SOURCE RECORDS:
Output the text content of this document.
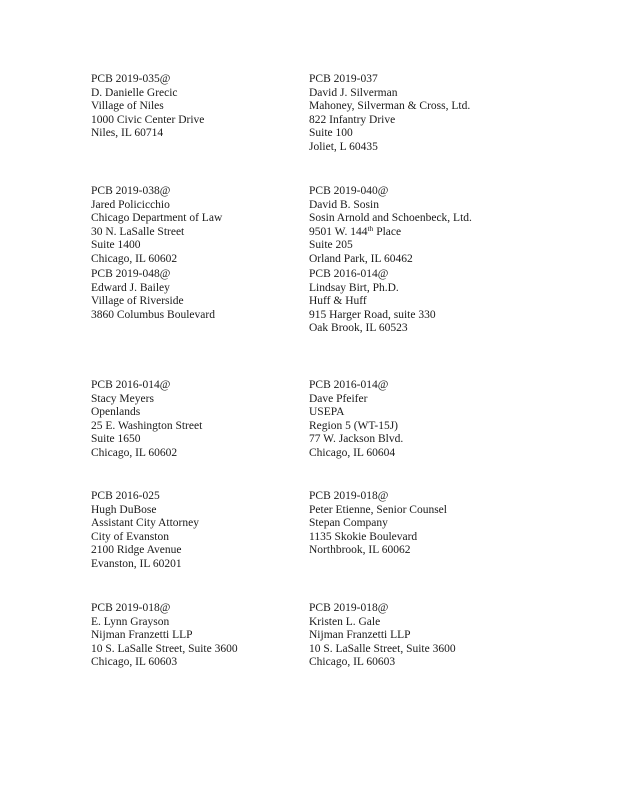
PCB 2019-035@
D. Danielle Grecic
Village of Niles
1000 Civic Center Drive
Niles, IL 60714
PCB 2019-037
David J. Silverman
Mahoney, Silverman & Cross, Ltd.
822 Infantry Drive
Suite 100
Joliet, L 60435
PCB 2019-038@
Jared Policicchio
Chicago Department of Law
30 N. LaSalle Street
Suite 1400
Chicago, IL 60602
PCB 2019-040@
David B. Sosin
Sosin Arnold and Schoenbeck, Ltd.
9501 W. 144th Place
Suite 205
Orland Park, IL 60462
PCB 2019-048@
Edward J. Bailey
Village of Riverside
3860 Columbus Boulevard
PCB 2016-014@
Lindsay Birt, Ph.D.
Huff & Huff
915 Harger Road, suite 330
Oak Brook, IL 60523
PCB 2016-014@
Stacy Meyers
Openlands
25 E. Washington Street
Suite 1650
Chicago, IL 60602
PCB 2016-014@
Dave Pfeifer
USEPA
Region 5 (WT-15J)
77 W. Jackson Blvd.
Chicago, IL 60604
PCB 2016-025
Hugh DuBose
Assistant City Attorney
City of Evanston
2100 Ridge Avenue
Evanston, IL 60201
PCB 2019-018@
Peter Etienne, Senior Counsel
Stepan Company
1135 Skokie Boulevard
Northbrook, IL 60062
PCB 2019-018@
E. Lynn Grayson
Nijman Franzetti LLP
10 S. LaSalle Street, Suite 3600
Chicago, IL 60603
PCB 2019-018@
Kristen L. Gale
Nijman Franzetti LLP
10 S. LaSalle Street, Suite 3600
Chicago, IL 60603
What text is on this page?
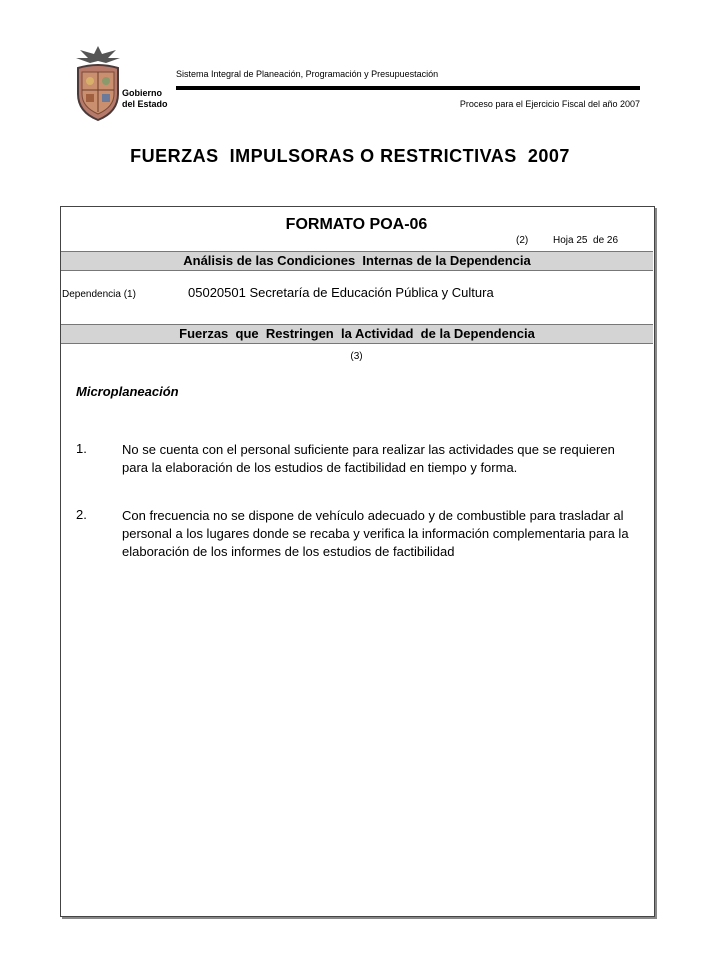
Gobierno
del Estado
Sistema Integral de Planeación, Programación y Presupuestación
Proceso para el Ejercicio Fiscal del año 2007
FUERZAS  IMPULSORAS O RESTRICTIVAS  2007
FORMATO POA-06
(2) Hoja 25  de 26
Análisis de las Condiciones  Internas de la Dependencia
Dependencia (1)	05020501 Secretaría de Educación Pública y Cultura
Fuerzas  que  Restringen  la Actividad  de la Dependencia
(3)
Microplaneación
1.	No se cuenta con el personal suficiente para realizar las actividades que se requieren para la elaboración de los estudios de factibilidad en tiempo y forma.
2.	Con frecuencia no se dispone de vehículo adecuado y de combustible para trasladar al personal a los lugares donde se recaba y verifica la información complementaria para la elaboración de los informes de los estudios de factibilidad
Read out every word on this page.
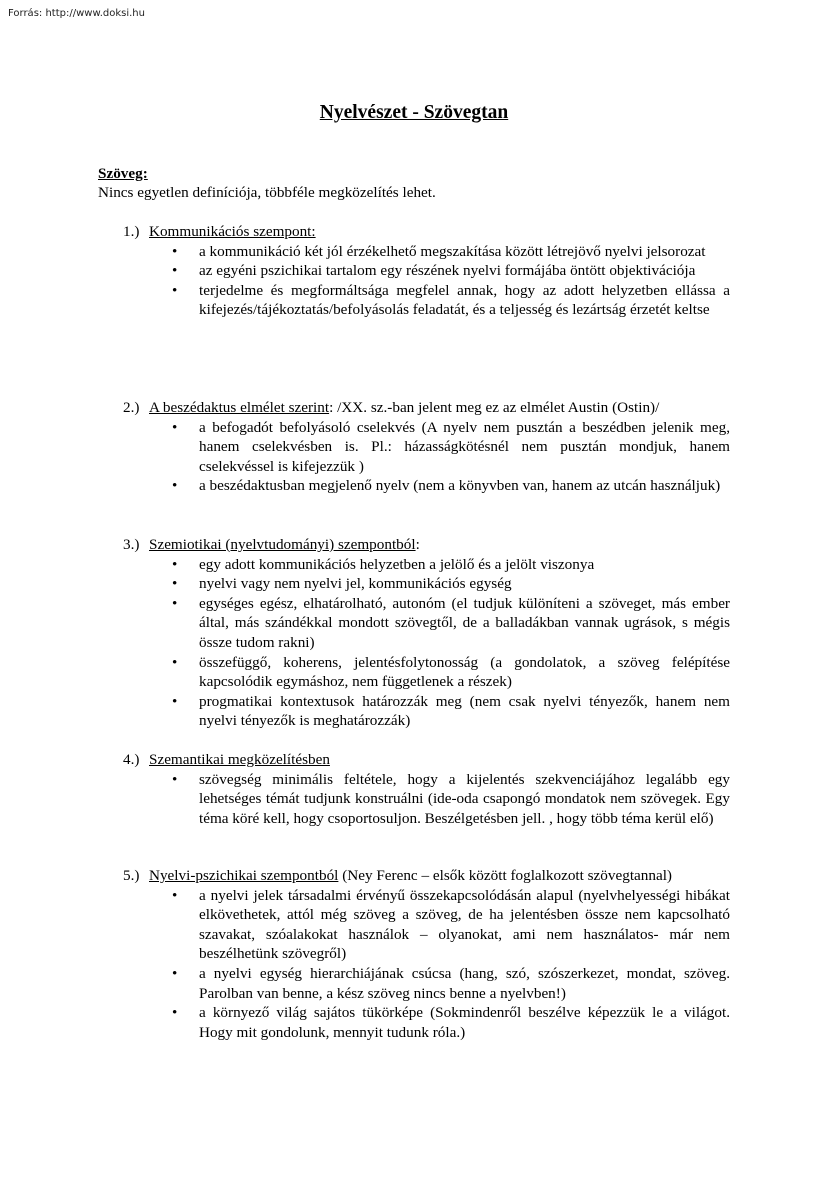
Forrás: http://www.doksi.hu
Nyelvészet - Szövegtan
Szöveg:
Nincs egyetlen definíciója, többféle megközelítés lehet.
1.) Kommunikációs szempont:
• a kommunikáció két jól érzékelhető megszakítása között létrejövő nyelvi jelsorozat
• az egyéni pszichikai tartalom egy részének nyelvi formájába öntött objektivációja
• terjedelme és megformáltsága megfelel annak, hogy az adott helyzetben ellássa a kifejezés/tájékoztatás/befolyásolás feladatát, és a teljesség és lezártság érzetét keltse
2.) A beszédaktus elmélet szerint: /XX. sz.-ban jelent meg ez az elmélet Austin (Ostin)/
• a befogadót befolyásoló cselekvés (A nyelv nem pusztán a beszédben jelenik meg, hanem cselekvésben is. Pl.: házasságkötésnél nem pusztán mondjuk, hanem cselekvéssel is kifejezzük )
• a beszédaktusban megjelenő nyelv (nem a könyvben van, hanem az utcán használjuk)
3.) Szemiotikai (nyelvtudományi) szempontból:
• egy adott kommunikációs helyzetben a jelölő és a jelölt viszonya
• nyelvi vagy nem nyelvi jel, kommunikációs egység
• egységes egész, elhatárolható, autonóm (el tudjuk különíteni a szöveget, más ember által, más szándékkal mondott szövegtől, de a balladákban vannak ugrások, s mégis össze tudom rakni)
• összefüggő, koherens, jelentésfolytonosság (a gondolatok, a szöveg felépítése kapcsolódik egymáshoz, nem függetlenek a részek)
• progmatikai kontextusok határozzák meg (nem csak nyelvi tényezők, hanem nem nyelvi tényezők is meghatározzák)
4.) Szemantikai megközelítésben
• szövegség minimális feltétele, hogy a kijelentés szekvenciájához legalább egy lehetséges témát tudjunk konstruálni (ide-oda csapongó mondatok nem szövegek. Egy téma köré kell, hogy csoportosuljon. Beszélgetésben jell. , hogy több téma kerül elő)
5.) Nyelvi-pszichikai szempontból (Ney Ferenc – elsők között foglalkozott szövegtannal)
• a nyelvi jelek társadalmi érvényű összekapcsolódásán alapul (nyelvhelyességi hibákat elkövethetek, attól még szöveg a szöveg, de ha jelentésben össze nem kapcsolható szavakat, szóalakokat használok – olyanokat, ami nem használatos- már nem beszélhetünk szövegről)
• a nyelvi egység hierarchiájának csúcsa (hang, szó, szószerkezet, mondat, szöveg. Parolban van benne, a kész szöveg nincs benne a nyelvben!)
• a környező világ sajátos tükörképe (Sokmindenről beszélve képezzük le a világot. Hogy mit gondolunk, mennyit tudunk róla.)
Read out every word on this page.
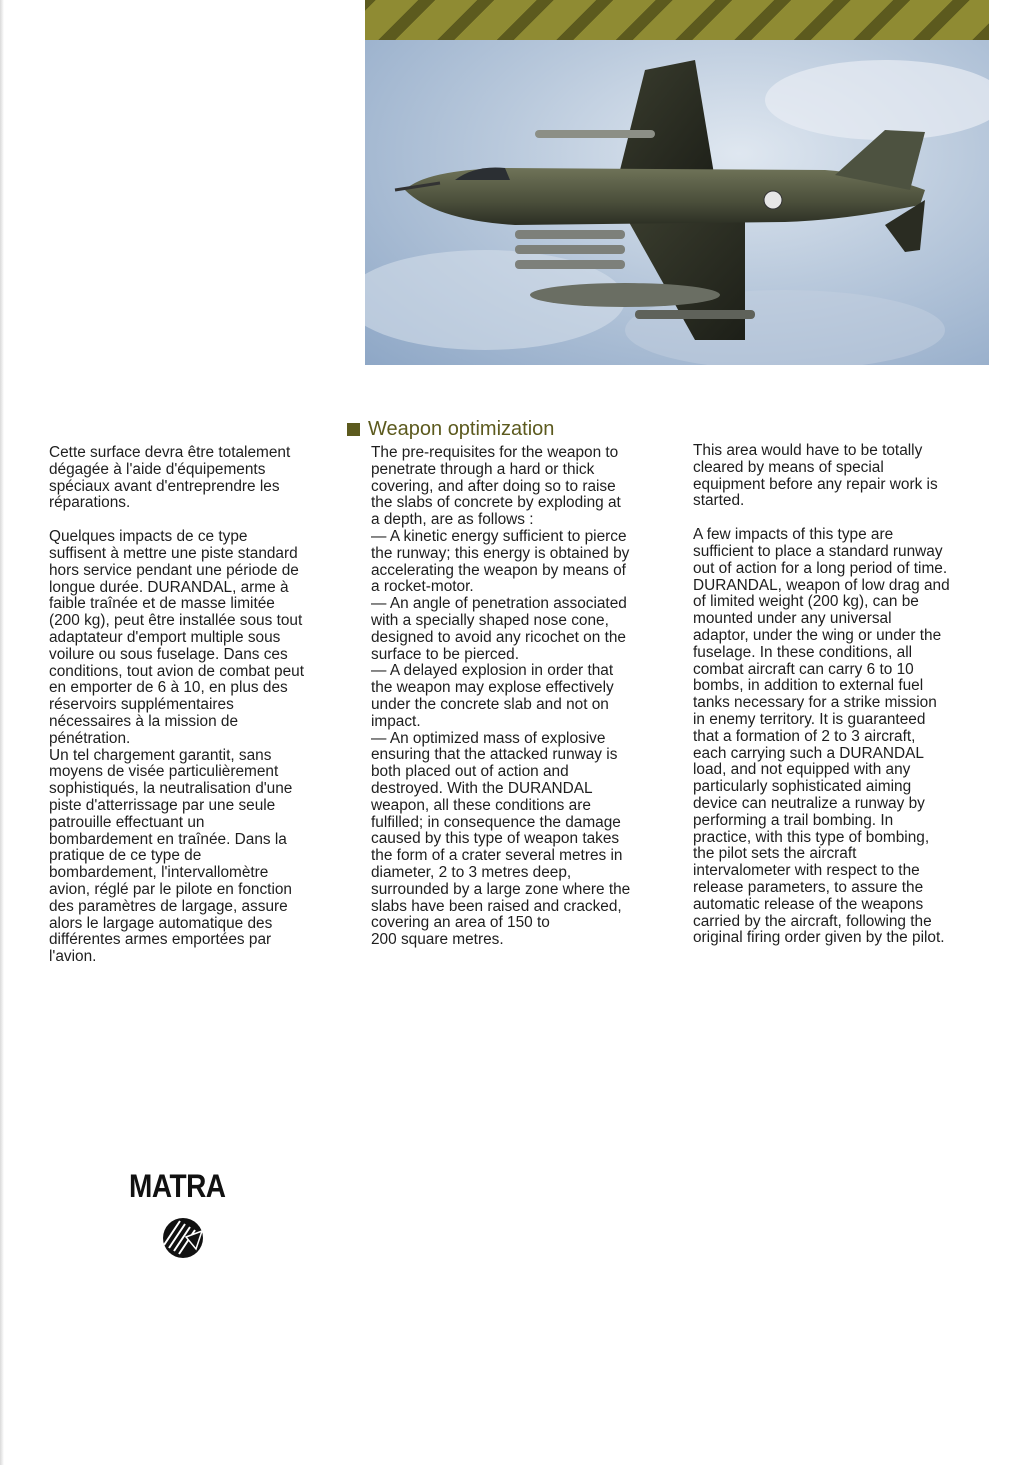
Weapon optimization

Cette surface devra être totalement
dégagée à l'aide d'équipements
spéciaux avant d'entreprendre les
réparations.

Quelques impacts de ce type
suffisent à mettre une piste standard
hors service pendant une période de
longue durée. DURANDAL, arme à
faible traînée et de masse limitée
(200 kg), peut être installée sous tout
adaptateur d'emport multiple sous
voilure ou sous fuselage. Dans ces
conditions, tout avion de combat peut
en emporter de 6 à 10, en plus des
réservoirs supplémentaires
nécessaires à la mission de
pénétration.
Un tel chargement garantit, sans
moyens de visée particulièrement
sophistiqués, la neutralisation d'une
piste d'atterrissage par une seule
patrouille effectuant un
bombardement en traînée. Dans la
pratique de ce type de
bombardement, l'intervallomètre
avion, réglé par le pilote en fonction
des paramètres de largage, assure
alors le largage automatique des
différentes armes emportées par
l'avion.

The pre-requisites for the weapon to
penetrate through a hard or thick
covering, and after doing so to raise
the slabs of concrete by exploding at
a depth, are as follows :
— A kinetic energy sufficient to pierce
the runway; this energy is obtained by
accelerating the weapon by means of
a rocket-motor.
— An angle of penetration associated
with a specially shaped nose cone,
designed to avoid any ricochet on the
surface to be pierced.
— A delayed explosion in order that
the weapon may explose effectively
under the concrete slab and not on
impact.
— An optimized mass of explosive
ensuring that the attacked runway is
both placed out of action and
destroyed. With the DURANDAL
weapon, all these conditions are
fulfilled; in consequence the damage
caused by this type of weapon takes
the form of a crater several metres in
diameter, 2 to 3 metres deep,
surrounded by a large zone where the
slabs have been raised and cracked,
covering an area of 150 to
200 square metres.

This area would have to be totally
cleared by means of special
equipment before any repair work is
started.

A few impacts of this type are
sufficient to place a standard runway
out of action for a long period of time.
DURANDAL, weapon of low drag and
of limited weight (200 kg), can be
mounted under any universal
adaptor, under the wing or under the
fuselage. In these conditions, all
combat aircraft can carry 6 to 10
bombs, in addition to external fuel
tanks necessary for a strike mission
in enemy territory. It is guaranteed
that a formation of 2 to 3 aircraft,
each carrying such a DURANDAL
load, and not equipped with any
particularly sophisticated aiming
device can neutralize a runway by
performing a trail bombing. In
practice, with this type of bombing,
the pilot sets the aircraft
intervalometer with respect to the
release parameters, to assure the
automatic release of the weapons
carried by the aircraft, following the
original firing order given by the pilot.

MATRA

DIRECTION: Please transcribe the material above exactly as written. Leave the pictures out.

IN RESPONSE:
Output the text content of this document.
PCB 2019-035@
D. Danielle Grecic
Village of Niles
1000 Civic Center Drive
Niles, IL 60714
PCB 2019-037
David J. Silverman
Mahoney, Silverman & Cross, Ltd.
822 Infantry Drive
Suite 100
Joliet, L 60435
PCB 2019-038@
Jared Policicchio
Chicago Department of Law
30 N. LaSalle Street
Suite 1400
Chicago, IL 60602
PCB 2019-040@
David B. Sosin
Sosin Arnold and Schoenbeck, Ltd.
9501 W. 144th Place
Suite 205
Orland Park, IL 60462
PCB 2019-048@
Edward J. Bailey
Village of Riverside
3860 Columbus Boulevard
PCB 2016-014@
Lindsay Birt, Ph.D.
Huff & Huff
915 Harger Road, suite 330
Oak Brook, IL 60523
PCB 2016-014@
Stacy Meyers
Openlands
25 E. Washington Street
Suite 1650
Chicago, IL 60602
PCB 2016-014@
Dave Pfeifer
USEPA
Region 5 (WT-15J)
77 W. Jackson Blvd.
Chicago, IL 60604
PCB 2016-025
Hugh DuBose
Assistant City Attorney
City of Evanston
2100 Ridge Avenue
Evanston, IL 60201
PCB 2019-018@
Peter Etienne, Senior Counsel
Stepan Company
1135 Skokie Boulevard
Northbrook, IL 60062
PCB 2019-018@
E. Lynn Grayson
Nijman Franzetti LLP
10 S. LaSalle Street, Suite 3600
Chicago, IL 60603
PCB 2019-018@
Kristen L. Gale
Nijman Franzetti LLP
10 S. LaSalle Street, Suite 3600
Chicago, IL 60603
What text is on this page?
Gobierno
del Estado
Sistema Integral de Planeación, Programación y Presupuestación
Proceso para el Ejercicio Fiscal del año 2007
FUERZAS  IMPULSORAS O RESTRICTIVAS  2007
FORMATO POA-06
(2) Hoja 25  de 26
Análisis de las Condiciones  Internas de la Dependencia
Dependencia (1)	05020501 Secretaría de Educación Pública y Cultura
Fuerzas  que  Restringen  la Actividad  de la Dependencia
(3)
Microplaneación
1.	No se cuenta con el personal suficiente para realizar las actividades que se requieren para la elaboración de los estudios de factibilidad en tiempo y forma.
2.	Con frecuencia no se dispone de vehículo adecuado y de combustible para trasladar al personal a los lugares donde se recaba y verifica la información complementaria para la elaboración de los informes de los estudios de factibilidad
Read out every word on this page.
Forrás: http://www.doksi.hu
Nyelvészet - Szövegtan
Szöveg:
Nincs egyetlen definíciója, többféle megközelítés lehet.
1.) Kommunikációs szempont:
• a kommunikáció két jól érzékelhető megszakítása között létrejövő nyelvi jelsorozat
• az egyéni pszichikai tartalom egy részének nyelvi formájába öntött objektivációja
• terjedelme és megformáltsága megfelel annak, hogy az adott helyzetben ellássa a kifejezés/tájékoztatás/befolyásolás feladatát, és a teljesség és lezártság érzetét keltse
2.) A beszédaktus elmélet szerint: /XX. sz.-ban jelent meg ez az elmélet Austin (Ostin)/
• a befogadót befolyásoló cselekvés (A nyelv nem pusztán a beszédben jelenik meg, hanem cselekvésben is. Pl.: házasságkötésnél nem pusztán mondjuk, hanem cselekvéssel is kifejezzük )
• a beszédaktusban megjelenő nyelv (nem a könyvben van, hanem az utcán használjuk)
3.) Szemiotikai (nyelvtudományi) szempontból:
• egy adott kommunikációs helyzetben a jelölő és a jelölt viszonya
• nyelvi vagy nem nyelvi jel, kommunikációs egység
• egységes egész, elhatárolható, autonóm (el tudjuk különíteni a szöveget, más ember által, más szándékkal mondott szövegtől, de a balladákban vannak ugrások, s mégis össze tudom rakni)
• összefüggő, koherens, jelentésfolytonosság (a gondolatok, a szöveg felépítése kapcsolódik egymáshoz, nem függetlenek a részek)
• progmatikai kontextusok határozzák meg (nem csak nyelvi tényezők, hanem nem nyelvi tényezők is meghatározzák)
4.) Szemantikai megközelítésben
• szövegség minimális feltétele, hogy a kijelentés szekvenciájához legalább egy lehetséges témát tudjunk konstruálni (ide-oda csapongó mondatok nem szövegek. Egy téma köré kell, hogy csoportosuljon. Beszélgetésben jell. , hogy több téma kerül elő)
5.) Nyelvi-pszichikai szempontból (Ney Ferenc – elsők között foglalkozott szövegtannal)
• a nyelvi jelek társadalmi érvényű összekapcsolódásán alapul (nyelvhelyességi hibákat elkövethetek, attól még szöveg a szöveg, de ha jelentésben össze nem kapcsolható szavakat, szóalakokat használok – olyanokat, ami nem használatos- már nem beszélhetünk szövegről)
• a nyelvi egység hierarchiájának csúcsa (hang, szó, szószerkezet, mondat, szöveg. Parolban van benne, a kész szöveg nincs benne a nyelvben!)
• a környező világ sajátos tükörképe (Sokmindenről beszélve képezzük le a világot. Hogy mit gondolunk, mennyit tudunk róla.)
Read out every word on this page.
Weapon optimization

Cette surface devra être totalement
dégagée à l'aide d'équipements
spéciaux avant d'entreprendre les
réparations.

Quelques impacts de ce type
suffisent à mettre une piste standard
hors service pendant une période de
longue durée. DURANDAL, arme à
faible traînée et de masse limitée
(200 kg), peut être installée sous tout
adaptateur d'emport multiple sous
voilure ou sous fuselage. Dans ces
conditions, tout avion de combat peut
en emporter de 6 à 10, en plus des
réservoirs supplémentaires
nécessaires à la mission de
pénétration.
Un tel chargement garantit, sans
moyens de visée particulièrement
sophistiqués, la neutralisation d'une
piste d'atterrissage par une seule
patrouille effectuant un
bombardement en traînée. Dans la
pratique de ce type de
bombardement, l'intervallomètre
avion, réglé par le pilote en fonction
des paramètres de largage, assure
alors le largage automatique des
différentes armes emportées par
l'avion.

The pre-requisites for the weapon to
penetrate through a hard or thick
covering, and after doing so to raise
the slabs of concrete by exploding at
a depth, are as follows :
— A kinetic energy sufficient to pierce
the runway; this energy is obtained by
accelerating the weapon by means of
a rocket-motor.
— An angle of penetration associated
with a specially shaped nose cone,
designed to avoid any ricochet on the
surface to be pierced.
— A delayed explosion in order that
the weapon may explose effectively
under the concrete slab and not on
impact.
— An optimized mass of explosive
ensuring that the attacked runway is
both placed out of action and
destroyed. With the DURANDAL
weapon, all these conditions are
fulfilled; in consequence the damage
caused by this type of weapon takes
the form of a crater several metres in
diameter, 2 to 3 metres deep,
surrounded by a large zone where the
slabs have been raised and cracked,
covering an area of 150 to
200 square metres.

This area would have to be totally
cleared by means of special
equipment before any repair work is
started.

A few impacts of this type are
sufficient to place a standard runway
out of action for a long period of time.
DURANDAL, weapon of low drag and
of limited weight (200 kg), can be
mounted under any universal
adaptor, under the wing or under the
fuselage. In these conditions, all
combat aircraft can carry 6 to 10
bombs, in addition to external fuel
tanks necessary for a strike mission
in enemy territory. It is guaranteed
that a formation of 2 to 3 aircraft,
each carrying such a DURANDAL
load, and not equipped with any
particularly sophisticated aiming
device can neutralize a runway by
performing a trail bombing. In
practice, with this type of bombing,
the pilot sets the aircraft
intervalometer with respect to the
release parameters, to assure the
automatic release of the weapons
carried by the aircraft, following the
original firing order given by the pilot.

MATRA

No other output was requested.